▸ **Task to carry out**
Write the records below out in full, character for character, with no pictures.

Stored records

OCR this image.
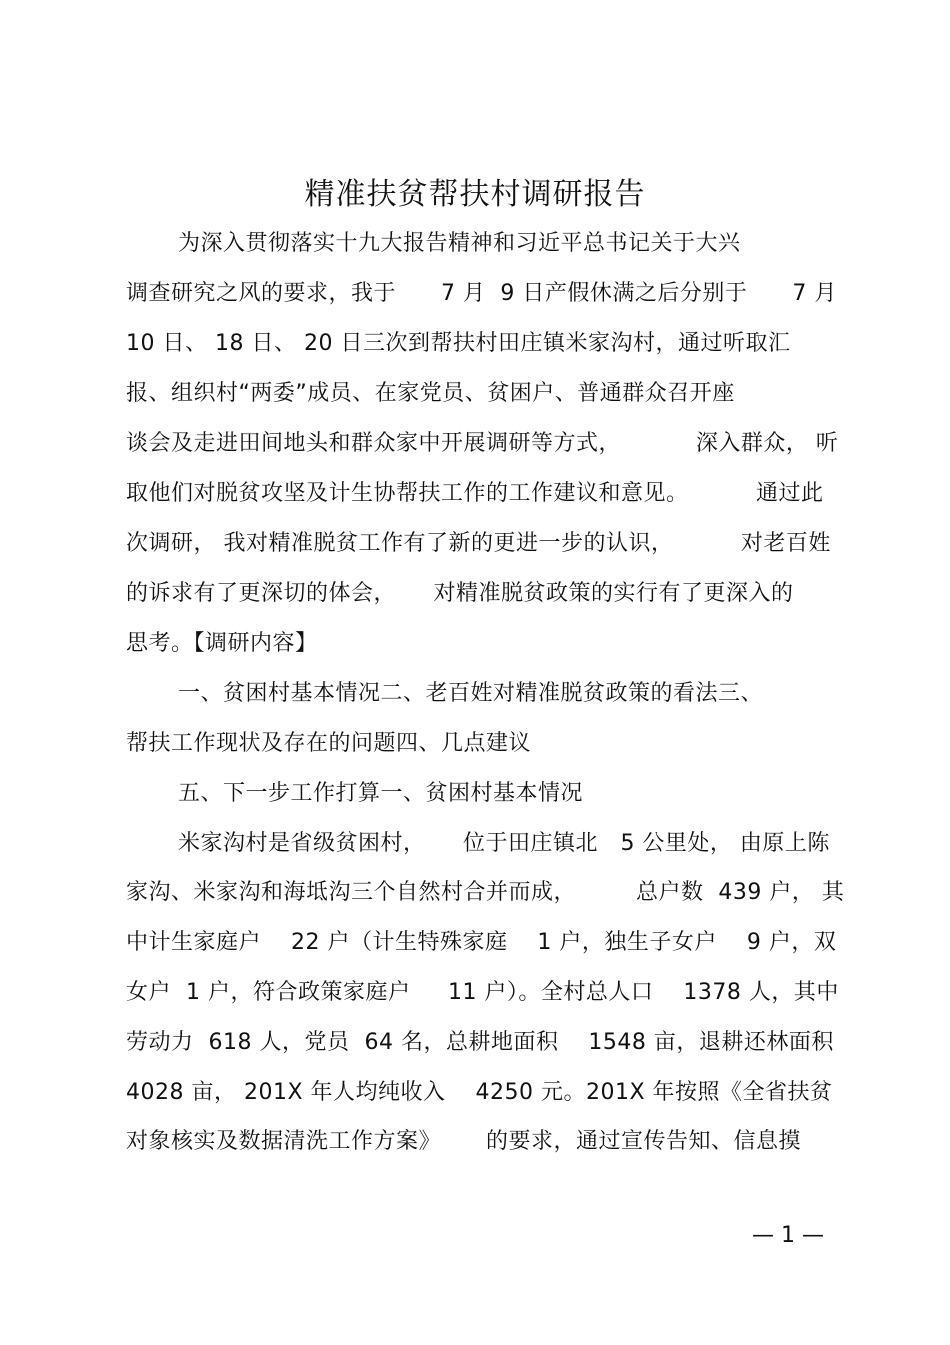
精准扶贫帮扶村调研报告
为深入贯彻落实十九大报告精神和习近平总书记关于大兴
调查研究之风的要求，我于      7 月  9 日产假休满之后分别于      7 月
10 日、 18 日、 20 日三次到帮扶村田庄镇米家沟村，通过听取汇
报、组织村“两委”成员、在家党员、贫困户、普通群众召开座
谈会及走进田间地头和群众家中开展调研等方式，          深入群众， 听
取他们对脱贫攻坚及计生协帮扶工作的工作建议和意见。         通过此
次调研， 我对精准脱贫工作有了新的更进一步的认识，         对老百姓
的诉求有了更深切的体会，     对精准脱贫政策的实行有了更深入的
思考。【调研内容】
一、贫困村基本情况二、老百姓对精准脱贫政策的看法三、
帮扶工作现状及存在的问题四、几点建议
五、下一步工作打算一、贫困村基本情况
米家沟村是省级贫困村，     位于田庄镇北   5 公里处， 由原上陈
家沟、米家沟和海坻沟三个自然村合并而成，        总户数  439 户， 其
中计生家庭户    22 户（计生特殊家庭    1 户，独生子女户    9 户，双
女户  1 户，符合政策家庭户     11 户）。全村总人口    1378 人，其中
劳动力  618 人，党员  64 名，总耕地面积    1548 亩，退耕还林面积
4028 亩， 201X 年人均纯收入    4250 元。201X 年按照《全省扶贫
对象核实及数据清洗工作方案》      的要求，通过宣传告知、信息摸
— 1 —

▸ **Answer to the exercise**
OCR this image.
精准扶贫帮扶村调研报告
为深入贯彻落实十九大报告精神和习近平总书记关于大兴
调查研究之风的要求，我于      7 月  9 日产假休满之后分别于      7 月
10 日、 18 日、 20 日三次到帮扶村田庄镇米家沟村，通过听取汇
报、组织村“两委”成员、在家党员、贫困户、普通群众召开座
谈会及走进田间地头和群众家中开展调研等方式，          深入群众， 听
取他们对脱贫攻坚及计生协帮扶工作的工作建议和意见。         通过此
次调研， 我对精准脱贫工作有了新的更进一步的认识，         对老百姓
的诉求有了更深切的体会，     对精准脱贫政策的实行有了更深入的
思考。【调研内容】
一、贫困村基本情况二、老百姓对精准脱贫政策的看法三、
帮扶工作现状及存在的问题四、几点建议
五、下一步工作打算一、贫困村基本情况
米家沟村是省级贫困村，     位于田庄镇北   5 公里处， 由原上陈
家沟、米家沟和海坻沟三个自然村合并而成，        总户数  439 户， 其
中计生家庭户    22 户（计生特殊家庭    1 户，独生子女户    9 户，双
女户  1 户，符合政策家庭户     11 户）。全村总人口    1378 人，其中
劳动力  618 人，党员  64 名，总耕地面积    1548 亩，退耕还林面积
4028 亩， 201X 年人均纯收入    4250 元。201X 年按照《全省扶贫
对象核实及数据清洗工作方案》      的要求，通过宣传告知、信息摸
— 1 —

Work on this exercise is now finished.